++++ Data in this exercise
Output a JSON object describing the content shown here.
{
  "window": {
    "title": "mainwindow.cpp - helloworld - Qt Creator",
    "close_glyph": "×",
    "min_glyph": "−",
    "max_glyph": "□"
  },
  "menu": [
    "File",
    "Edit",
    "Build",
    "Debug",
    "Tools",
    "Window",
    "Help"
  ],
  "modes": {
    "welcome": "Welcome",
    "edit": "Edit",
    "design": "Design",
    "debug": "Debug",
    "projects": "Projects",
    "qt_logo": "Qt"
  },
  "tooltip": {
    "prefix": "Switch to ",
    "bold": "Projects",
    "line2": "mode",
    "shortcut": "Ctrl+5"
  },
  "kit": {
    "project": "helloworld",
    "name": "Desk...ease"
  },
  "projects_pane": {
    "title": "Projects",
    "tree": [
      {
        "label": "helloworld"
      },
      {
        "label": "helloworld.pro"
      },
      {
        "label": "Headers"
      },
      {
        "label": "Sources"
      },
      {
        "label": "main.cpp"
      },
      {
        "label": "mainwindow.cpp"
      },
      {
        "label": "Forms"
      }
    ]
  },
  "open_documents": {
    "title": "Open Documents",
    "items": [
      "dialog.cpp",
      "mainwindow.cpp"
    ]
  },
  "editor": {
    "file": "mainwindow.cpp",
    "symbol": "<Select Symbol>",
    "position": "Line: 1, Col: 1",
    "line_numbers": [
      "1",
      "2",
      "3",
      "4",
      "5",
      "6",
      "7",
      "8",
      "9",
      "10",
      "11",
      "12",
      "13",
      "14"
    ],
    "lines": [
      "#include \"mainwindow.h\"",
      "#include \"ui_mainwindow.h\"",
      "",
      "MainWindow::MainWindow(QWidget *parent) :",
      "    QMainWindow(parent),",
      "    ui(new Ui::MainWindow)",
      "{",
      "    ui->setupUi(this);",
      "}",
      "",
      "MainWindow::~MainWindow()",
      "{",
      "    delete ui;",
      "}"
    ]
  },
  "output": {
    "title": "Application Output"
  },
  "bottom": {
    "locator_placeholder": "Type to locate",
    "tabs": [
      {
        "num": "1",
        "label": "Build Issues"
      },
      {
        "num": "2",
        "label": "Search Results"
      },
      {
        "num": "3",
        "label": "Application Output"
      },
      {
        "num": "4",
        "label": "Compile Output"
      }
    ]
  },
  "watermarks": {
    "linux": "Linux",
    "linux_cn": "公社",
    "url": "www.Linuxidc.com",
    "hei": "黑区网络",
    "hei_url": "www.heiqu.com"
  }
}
++++++++
• **Direction**
Retype the data in full and match it exactly.

• **Completed task**
Output a JSON object describing the content shown here.
{
  "window": {
    "title": "mainwindow.cpp - helloworld - Qt Creator",
    "close_glyph": "×",
    "min_glyph": "−",
    "max_glyph": "□"
  },
  "menu": [
    "File",
    "Edit",
    "Build",
    "Debug",
    "Tools",
    "Window",
    "Help"
  ],
  "modes": {
    "welcome": "Welcome",
    "edit": "Edit",
    "design": "Design",
    "debug": "Debug",
    "projects": "Projects",
    "qt_logo": "Qt"
  },
  "tooltip": {
    "prefix": "Switch to ",
    "bold": "Projects",
    "line2": "mode",
    "shortcut": "Ctrl+5"
  },
  "kit": {
    "project": "helloworld",
    "name": "Desk...ease"
  },
  "projects_pane": {
    "title": "Projects",
    "tree": [
      {
        "label": "helloworld"
      },
      {
        "label": "helloworld.pro"
      },
      {
        "label": "Headers"
      },
      {
        "label": "Sources"
      },
      {
        "label": "main.cpp"
      },
      {
        "label": "mainwindow.cpp"
      },
      {
        "label": "Forms"
      }
    ]
  },
  "open_documents": {
    "title": "Open Documents",
    "items": [
      "dialog.cpp",
      "mainwindow.cpp"
    ]
  },
  "editor": {
    "file": "mainwindow.cpp",
    "symbol": "<Select Symbol>",
    "position": "Line: 1, Col: 1",
    "line_numbers": [
      "1",
      "2",
      "3",
      "4",
      "5",
      "6",
      "7",
      "8",
      "9",
      "10",
      "11",
      "12",
      "13",
      "14"
    ],
    "lines": [
      "#include \"mainwindow.h\"",
      "#include \"ui_mainwindow.h\"",
      "",
      "MainWindow::MainWindow(QWidget *parent) :",
      "    QMainWindow(parent),",
      "    ui(new Ui::MainWindow)",
      "{",
      "    ui->setupUi(this);",
      "}",
      "",
      "MainWindow::~MainWindow()",
      "{",
      "    delete ui;",
      "}"
    ]
  },
  "output": {
    "title": "Application Output"
  },
  "bottom": {
    "locator_placeholder": "Type to locate",
    "tabs": [
      {
        "num": "1",
        "label": "Build Issues"
      },
      {
        "num": "2",
        "label": "Search Results"
      },
      {
        "num": "3",
        "label": "Application Output"
      },
      {
        "num": "4",
        "label": "Compile Output"
      }
    ]
  },
  "watermarks": {
    "linux": "Linux",
    "linux_cn": "公社",
    "url": "www.Linuxidc.com",
    "hei": "黑区网络",
    "hei_url": "www.heiqu.com"
  }
}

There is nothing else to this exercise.